Exercise requirements: Return, word for word, only the lines from the one containing "What text is on this page?" through the last line of the entries.

━━━━

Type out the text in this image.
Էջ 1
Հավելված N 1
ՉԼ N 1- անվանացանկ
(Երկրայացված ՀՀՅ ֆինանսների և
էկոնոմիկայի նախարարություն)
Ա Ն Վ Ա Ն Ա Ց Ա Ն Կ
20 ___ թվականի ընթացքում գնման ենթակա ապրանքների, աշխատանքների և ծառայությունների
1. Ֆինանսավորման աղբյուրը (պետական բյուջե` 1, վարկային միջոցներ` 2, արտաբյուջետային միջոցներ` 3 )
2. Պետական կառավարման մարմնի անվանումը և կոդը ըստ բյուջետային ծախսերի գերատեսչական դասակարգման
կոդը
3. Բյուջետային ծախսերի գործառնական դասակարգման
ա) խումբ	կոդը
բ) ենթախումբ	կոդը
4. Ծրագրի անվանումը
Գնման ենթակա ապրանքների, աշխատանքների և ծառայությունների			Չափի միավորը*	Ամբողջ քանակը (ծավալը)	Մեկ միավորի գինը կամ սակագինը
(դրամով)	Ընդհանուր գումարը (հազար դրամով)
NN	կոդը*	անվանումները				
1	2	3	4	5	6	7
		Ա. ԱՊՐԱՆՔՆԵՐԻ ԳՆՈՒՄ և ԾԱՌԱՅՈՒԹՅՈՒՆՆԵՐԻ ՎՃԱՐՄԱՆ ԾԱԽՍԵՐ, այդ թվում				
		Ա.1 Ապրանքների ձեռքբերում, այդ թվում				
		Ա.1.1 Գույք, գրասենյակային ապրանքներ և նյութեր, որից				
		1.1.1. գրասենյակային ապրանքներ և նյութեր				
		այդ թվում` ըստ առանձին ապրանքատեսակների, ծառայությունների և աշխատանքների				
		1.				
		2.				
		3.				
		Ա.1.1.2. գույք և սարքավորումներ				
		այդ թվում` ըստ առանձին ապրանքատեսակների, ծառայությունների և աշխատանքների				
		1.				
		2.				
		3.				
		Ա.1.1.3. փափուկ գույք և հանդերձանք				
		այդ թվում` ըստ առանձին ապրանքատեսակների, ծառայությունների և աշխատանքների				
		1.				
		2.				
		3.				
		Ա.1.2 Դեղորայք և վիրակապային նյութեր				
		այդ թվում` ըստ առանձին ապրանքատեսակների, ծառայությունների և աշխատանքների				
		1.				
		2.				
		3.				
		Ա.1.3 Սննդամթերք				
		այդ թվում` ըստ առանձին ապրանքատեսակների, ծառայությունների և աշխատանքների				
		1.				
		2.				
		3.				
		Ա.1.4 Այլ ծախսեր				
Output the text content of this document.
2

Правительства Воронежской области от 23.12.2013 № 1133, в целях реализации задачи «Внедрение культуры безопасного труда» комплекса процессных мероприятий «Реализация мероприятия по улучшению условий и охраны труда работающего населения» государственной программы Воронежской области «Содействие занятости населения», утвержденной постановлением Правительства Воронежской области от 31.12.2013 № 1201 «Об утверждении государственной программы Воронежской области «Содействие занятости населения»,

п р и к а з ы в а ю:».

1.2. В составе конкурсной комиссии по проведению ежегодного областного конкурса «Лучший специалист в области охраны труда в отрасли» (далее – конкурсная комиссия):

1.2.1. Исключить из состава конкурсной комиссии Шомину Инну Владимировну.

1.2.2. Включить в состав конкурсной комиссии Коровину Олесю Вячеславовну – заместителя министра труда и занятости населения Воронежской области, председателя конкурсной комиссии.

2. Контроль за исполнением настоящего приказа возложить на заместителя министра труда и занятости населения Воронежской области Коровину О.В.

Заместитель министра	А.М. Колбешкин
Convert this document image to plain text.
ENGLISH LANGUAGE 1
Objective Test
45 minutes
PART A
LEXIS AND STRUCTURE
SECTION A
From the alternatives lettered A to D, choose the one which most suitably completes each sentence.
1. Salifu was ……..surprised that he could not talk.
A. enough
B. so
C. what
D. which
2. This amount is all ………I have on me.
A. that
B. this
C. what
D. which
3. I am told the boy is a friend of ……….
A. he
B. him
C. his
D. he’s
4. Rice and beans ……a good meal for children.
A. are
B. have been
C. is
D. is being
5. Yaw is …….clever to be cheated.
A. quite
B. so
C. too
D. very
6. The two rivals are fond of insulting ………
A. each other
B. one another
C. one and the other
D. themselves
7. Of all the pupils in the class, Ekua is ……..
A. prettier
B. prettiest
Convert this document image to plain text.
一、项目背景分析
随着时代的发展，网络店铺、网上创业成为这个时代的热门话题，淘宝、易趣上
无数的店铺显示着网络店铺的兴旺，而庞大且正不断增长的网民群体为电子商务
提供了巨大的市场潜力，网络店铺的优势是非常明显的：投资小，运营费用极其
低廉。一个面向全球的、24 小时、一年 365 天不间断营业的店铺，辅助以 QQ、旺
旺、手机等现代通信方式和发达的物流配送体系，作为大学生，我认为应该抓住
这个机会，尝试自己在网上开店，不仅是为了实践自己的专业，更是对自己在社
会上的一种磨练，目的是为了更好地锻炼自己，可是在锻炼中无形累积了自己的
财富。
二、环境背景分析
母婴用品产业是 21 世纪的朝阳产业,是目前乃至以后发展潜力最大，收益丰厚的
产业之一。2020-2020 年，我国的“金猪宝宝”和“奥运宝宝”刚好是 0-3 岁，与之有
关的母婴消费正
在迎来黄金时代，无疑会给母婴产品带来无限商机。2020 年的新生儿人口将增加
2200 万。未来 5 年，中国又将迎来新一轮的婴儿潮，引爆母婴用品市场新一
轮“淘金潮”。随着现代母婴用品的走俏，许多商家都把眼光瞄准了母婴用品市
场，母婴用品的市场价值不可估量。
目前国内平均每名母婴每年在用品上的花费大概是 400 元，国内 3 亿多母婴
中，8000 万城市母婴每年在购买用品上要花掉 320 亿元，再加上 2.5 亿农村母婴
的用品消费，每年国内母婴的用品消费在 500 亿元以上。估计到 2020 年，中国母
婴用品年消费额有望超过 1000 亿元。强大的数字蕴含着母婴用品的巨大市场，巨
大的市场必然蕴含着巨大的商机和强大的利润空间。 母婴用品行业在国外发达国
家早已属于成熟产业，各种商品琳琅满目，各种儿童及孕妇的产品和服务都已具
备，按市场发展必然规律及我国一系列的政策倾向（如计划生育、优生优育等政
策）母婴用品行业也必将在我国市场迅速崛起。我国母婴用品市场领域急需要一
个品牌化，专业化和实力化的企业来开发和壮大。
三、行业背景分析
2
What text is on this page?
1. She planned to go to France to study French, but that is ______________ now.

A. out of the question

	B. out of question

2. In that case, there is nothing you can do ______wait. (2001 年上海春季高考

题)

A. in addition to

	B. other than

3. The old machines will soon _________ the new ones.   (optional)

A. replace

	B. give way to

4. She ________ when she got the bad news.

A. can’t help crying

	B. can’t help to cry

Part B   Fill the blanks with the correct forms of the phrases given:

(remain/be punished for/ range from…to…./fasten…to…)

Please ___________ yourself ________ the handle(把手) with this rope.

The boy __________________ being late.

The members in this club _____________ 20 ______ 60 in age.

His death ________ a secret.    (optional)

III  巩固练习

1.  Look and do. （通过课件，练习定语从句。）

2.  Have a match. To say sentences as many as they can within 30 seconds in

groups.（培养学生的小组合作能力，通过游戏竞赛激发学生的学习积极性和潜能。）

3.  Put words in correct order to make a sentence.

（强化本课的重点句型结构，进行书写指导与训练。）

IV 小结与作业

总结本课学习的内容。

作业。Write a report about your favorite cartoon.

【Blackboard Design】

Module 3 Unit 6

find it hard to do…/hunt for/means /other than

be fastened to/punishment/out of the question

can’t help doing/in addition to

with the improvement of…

━━━━

Worked solution:
What text is on this page?
1. She planned to go to France to study French, but that is ______________ now.

A. out of the question

	B. out of question

2. In that case, there is nothing you can do ______wait. (2001 年上海春季高考

题)

A. in addition to

	B. other than

3. The old machines will soon _________ the new ones.   (optional)

A. replace

	B. give way to

4. She ________ when she got the bad news.

A. can’t help crying

	B. can’t help to cry

Part B   Fill the blanks with the correct forms of the phrases given:

(remain/be punished for/ range from…to…./fasten…to…)

Please ___________ yourself ________ the handle(把手) with this rope.

The boy __________________ being late.

The members in this club _____________ 20 ______ 60 in age.

His death ________ a secret.    (optional)

III  巩固练习

1.  Look and do. （通过课件，练习定语从句。）

2.  Have a match. To say sentences as many as they can within 30 seconds in

groups.（培养学生的小组合作能力，通过游戏竞赛激发学生的学习积极性和潜能。）

3.  Put words in correct order to make a sentence.

（强化本课的重点句型结构，进行书写指导与训练。）

IV 小结与作业

总结本课学习的内容。

作业。Write a report about your favorite cartoon.

【Blackboard Design】

Module 3 Unit 6

find it hard to do…/hunt for/means /other than

be fastened to/punishment/out of the question

can’t help doing/in addition to

with the improvement of…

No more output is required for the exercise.